● What you need to do: Below is a block of records: output all of them exactly and leave out the pictures.
····················
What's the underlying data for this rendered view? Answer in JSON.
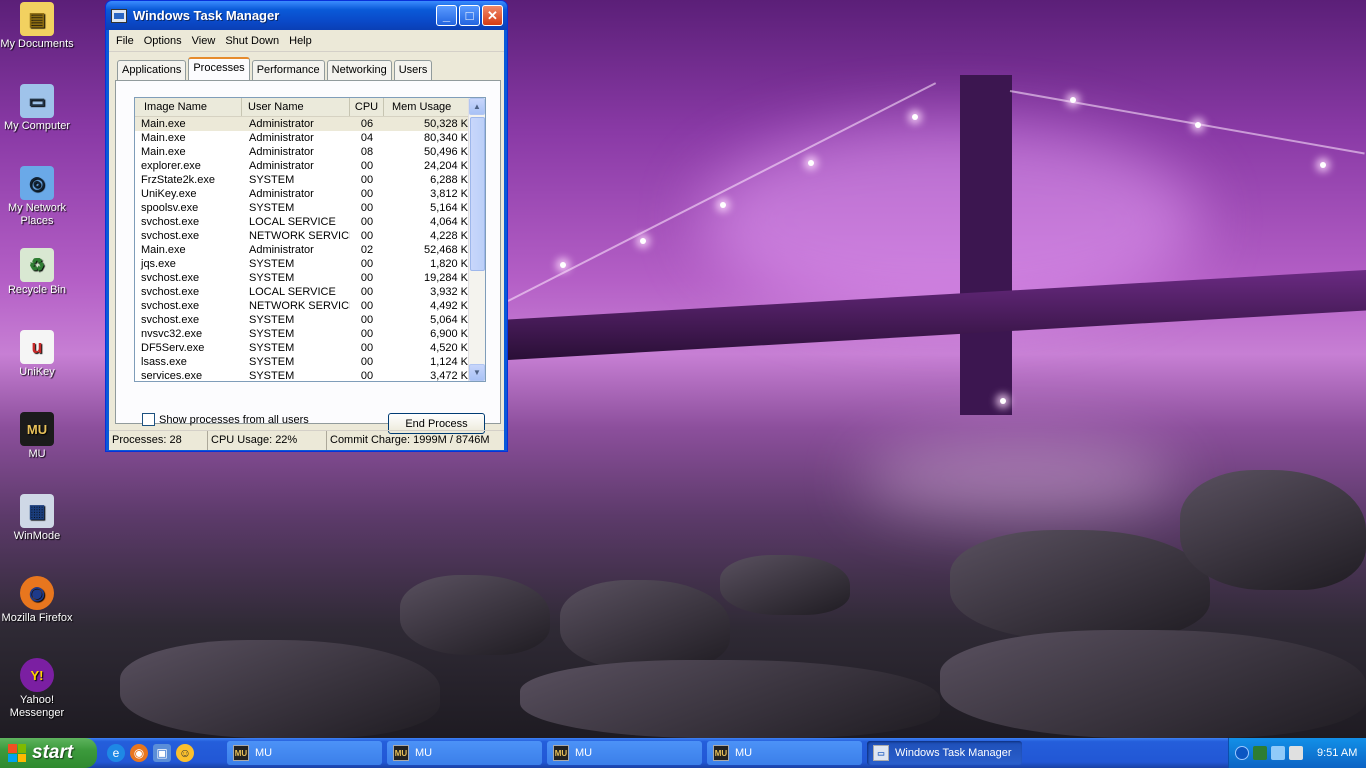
{
  "desktop": {
    "icons": [
      {
        "label": "My Documents",
        "icon": "folder-icon",
        "color": "#f2d160",
        "glyph": "▤"
      },
      {
        "label": "My Computer",
        "icon": "computer-icon",
        "color": "#9fc3ea",
        "glyph": "▭"
      },
      {
        "label": "My Network Places",
        "icon": "network-icon",
        "color": "#6aa9e8",
        "glyph": "◎"
      },
      {
        "label": "Recycle Bin",
        "icon": "recycle-bin-icon",
        "color": "#d9e8d2",
        "glyph": "♻"
      },
      {
        "label": "UniKey",
        "icon": "unikey-icon",
        "color": "#f5f5f5",
        "glyph": "u"
      },
      {
        "label": "MU",
        "icon": "mu-game-icon",
        "color": "#1b1b1b",
        "glyph": "MU"
      },
      {
        "label": "WinMode",
        "icon": "winmode-icon",
        "color": "#cfd8e6",
        "glyph": "▦"
      },
      {
        "label": "Mozilla Firefox",
        "icon": "firefox-icon",
        "color": "#e8761e",
        "glyph": "◉"
      },
      {
        "label": "Yahoo! Messenger",
        "icon": "yahoo-messenger-icon",
        "color": "#7b1fa2",
        "glyph": "Y!"
      }
    ]
  },
  "window": {
    "title": "Windows Task Manager",
    "menu": [
      "File",
      "Options",
      "View",
      "Shut Down",
      "Help"
    ],
    "tabs": [
      "Applications",
      "Processes",
      "Performance",
      "Networking",
      "Users"
    ],
    "active_tab": "Processes",
    "columns": [
      "Image Name",
      "User Name",
      "CPU",
      "Mem Usage"
    ],
    "processes": [
      {
        "name": "Main.exe",
        "user": "Administrator",
        "cpu": "06",
        "mem": "50,328 K"
      },
      {
        "name": "Main.exe",
        "user": "Administrator",
        "cpu": "04",
        "mem": "80,340 K"
      },
      {
        "name": "Main.exe",
        "user": "Administrator",
        "cpu": "08",
        "mem": "50,496 K"
      },
      {
        "name": "explorer.exe",
        "user": "Administrator",
        "cpu": "00",
        "mem": "24,204 K"
      },
      {
        "name": "FrzState2k.exe",
        "user": "SYSTEM",
        "cpu": "00",
        "mem": "6,288 K"
      },
      {
        "name": "UniKey.exe",
        "user": "Administrator",
        "cpu": "00",
        "mem": "3,812 K"
      },
      {
        "name": "spoolsv.exe",
        "user": "SYSTEM",
        "cpu": "00",
        "mem": "5,164 K"
      },
      {
        "name": "svchost.exe",
        "user": "LOCAL SERVICE",
        "cpu": "00",
        "mem": "4,064 K"
      },
      {
        "name": "svchost.exe",
        "user": "NETWORK SERVICE",
        "cpu": "00",
        "mem": "4,228 K"
      },
      {
        "name": "Main.exe",
        "user": "Administrator",
        "cpu": "02",
        "mem": "52,468 K"
      },
      {
        "name": "jqs.exe",
        "user": "SYSTEM",
        "cpu": "00",
        "mem": "1,820 K"
      },
      {
        "name": "svchost.exe",
        "user": "SYSTEM",
        "cpu": "00",
        "mem": "19,284 K"
      },
      {
        "name": "svchost.exe",
        "user": "LOCAL SERVICE",
        "cpu": "00",
        "mem": "3,932 K"
      },
      {
        "name": "svchost.exe",
        "user": "NETWORK SERVICE",
        "cpu": "00",
        "mem": "4,492 K"
      },
      {
        "name": "svchost.exe",
        "user": "SYSTEM",
        "cpu": "00",
        "mem": "5,064 K"
      },
      {
        "name": "nvsvc32.exe",
        "user": "SYSTEM",
        "cpu": "00",
        "mem": "6,900 K"
      },
      {
        "name": "DF5Serv.exe",
        "user": "SYSTEM",
        "cpu": "00",
        "mem": "4,520 K"
      },
      {
        "name": "lsass.exe",
        "user": "SYSTEM",
        "cpu": "00",
        "mem": "1,124 K"
      },
      {
        "name": "services.exe",
        "user": "SYSTEM",
        "cpu": "00",
        "mem": "3,472 K"
      }
    ],
    "show_all_label": "Show processes from all users",
    "end_process_label": "End Process",
    "status": {
      "processes": "Processes: 28",
      "cpu": "CPU Usage: 22%",
      "commit": "Commit Charge: 1999M / 8746M"
    }
  },
  "taskbar": {
    "start_label": "start",
    "quick_launch": [
      "internet-explorer-icon",
      "firefox-icon",
      "desktop-icon",
      "yahoo-messenger-icon"
    ],
    "tasks": [
      {
        "label": "MU",
        "active": false
      },
      {
        "label": "MU",
        "active": false
      },
      {
        "label": "MU",
        "active": false
      },
      {
        "label": "MU",
        "active": false
      },
      {
        "label": "Windows Task Manager",
        "active": true
      }
    ],
    "clock": "9:51 AM"
  },
  "colors": {
    "selection_orange": "#e68b2c",
    "xp_blue": "#245edb",
    "start_green": "#3c9a3c"
  }
}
····················
● Complete answer:
What's the underlying data for this rendered view? Answer in JSON.
{
  "desktop": {
    "icons": [
      {
        "label": "My Documents",
        "icon": "folder-icon",
        "color": "#f2d160",
        "glyph": "▤"
      },
      {
        "label": "My Computer",
        "icon": "computer-icon",
        "color": "#9fc3ea",
        "glyph": "▭"
      },
      {
        "label": "My Network Places",
        "icon": "network-icon",
        "color": "#6aa9e8",
        "glyph": "◎"
      },
      {
        "label": "Recycle Bin",
        "icon": "recycle-bin-icon",
        "color": "#d9e8d2",
        "glyph": "♻"
      },
      {
        "label": "UniKey",
        "icon": "unikey-icon",
        "color": "#f5f5f5",
        "glyph": "u"
      },
      {
        "label": "MU",
        "icon": "mu-game-icon",
        "color": "#1b1b1b",
        "glyph": "MU"
      },
      {
        "label": "WinMode",
        "icon": "winmode-icon",
        "color": "#cfd8e6",
        "glyph": "▦"
      },
      {
        "label": "Mozilla Firefox",
        "icon": "firefox-icon",
        "color": "#e8761e",
        "glyph": "◉"
      },
      {
        "label": "Yahoo! Messenger",
        "icon": "yahoo-messenger-icon",
        "color": "#7b1fa2",
        "glyph": "Y!"
      }
    ]
  },
  "window": {
    "title": "Windows Task Manager",
    "menu": [
      "File",
      "Options",
      "View",
      "Shut Down",
      "Help"
    ],
    "tabs": [
      "Applications",
      "Processes",
      "Performance",
      "Networking",
      "Users"
    ],
    "active_tab": "Processes",
    "columns": [
      "Image Name",
      "User Name",
      "CPU",
      "Mem Usage"
    ],
    "processes": [
      {
        "name": "Main.exe",
        "user": "Administrator",
        "cpu": "06",
        "mem": "50,328 K"
      },
      {
        "name": "Main.exe",
        "user": "Administrator",
        "cpu": "04",
        "mem": "80,340 K"
      },
      {
        "name": "Main.exe",
        "user": "Administrator",
        "cpu": "08",
        "mem": "50,496 K"
      },
      {
        "name": "explorer.exe",
        "user": "Administrator",
        "cpu": "00",
        "mem": "24,204 K"
      },
      {
        "name": "FrzState2k.exe",
        "user": "SYSTEM",
        "cpu": "00",
        "mem": "6,288 K"
      },
      {
        "name": "UniKey.exe",
        "user": "Administrator",
        "cpu": "00",
        "mem": "3,812 K"
      },
      {
        "name": "spoolsv.exe",
        "user": "SYSTEM",
        "cpu": "00",
        "mem": "5,164 K"
      },
      {
        "name": "svchost.exe",
        "user": "LOCAL SERVICE",
        "cpu": "00",
        "mem": "4,064 K"
      },
      {
        "name": "svchost.exe",
        "user": "NETWORK SERVICE",
        "cpu": "00",
        "mem": "4,228 K"
      },
      {
        "name": "Main.exe",
        "user": "Administrator",
        "cpu": "02",
        "mem": "52,468 K"
      },
      {
        "name": "jqs.exe",
        "user": "SYSTEM",
        "cpu": "00",
        "mem": "1,820 K"
      },
      {
        "name": "svchost.exe",
        "user": "SYSTEM",
        "cpu": "00",
        "mem": "19,284 K"
      },
      {
        "name": "svchost.exe",
        "user": "LOCAL SERVICE",
        "cpu": "00",
        "mem": "3,932 K"
      },
      {
        "name": "svchost.exe",
        "user": "NETWORK SERVICE",
        "cpu": "00",
        "mem": "4,492 K"
      },
      {
        "name": "svchost.exe",
        "user": "SYSTEM",
        "cpu": "00",
        "mem": "5,064 K"
      },
      {
        "name": "nvsvc32.exe",
        "user": "SYSTEM",
        "cpu": "00",
        "mem": "6,900 K"
      },
      {
        "name": "DF5Serv.exe",
        "user": "SYSTEM",
        "cpu": "00",
        "mem": "4,520 K"
      },
      {
        "name": "lsass.exe",
        "user": "SYSTEM",
        "cpu": "00",
        "mem": "1,124 K"
      },
      {
        "name": "services.exe",
        "user": "SYSTEM",
        "cpu": "00",
        "mem": "3,472 K"
      }
    ],
    "show_all_label": "Show processes from all users",
    "end_process_label": "End Process",
    "status": {
      "processes": "Processes: 28",
      "cpu": "CPU Usage: 22%",
      "commit": "Commit Charge: 1999M / 8746M"
    }
  },
  "taskbar": {
    "start_label": "start",
    "quick_launch": [
      "internet-explorer-icon",
      "firefox-icon",
      "desktop-icon",
      "yahoo-messenger-icon"
    ],
    "tasks": [
      {
        "label": "MU",
        "active": false
      },
      {
        "label": "MU",
        "active": false
      },
      {
        "label": "MU",
        "active": false
      },
      {
        "label": "MU",
        "active": false
      },
      {
        "label": "Windows Task Manager",
        "active": true
      }
    ],
    "clock": "9:51 AM"
  },
  "colors": {
    "selection_orange": "#e68b2c",
    "xp_blue": "#245edb",
    "start_green": "#3c9a3c"
  }
}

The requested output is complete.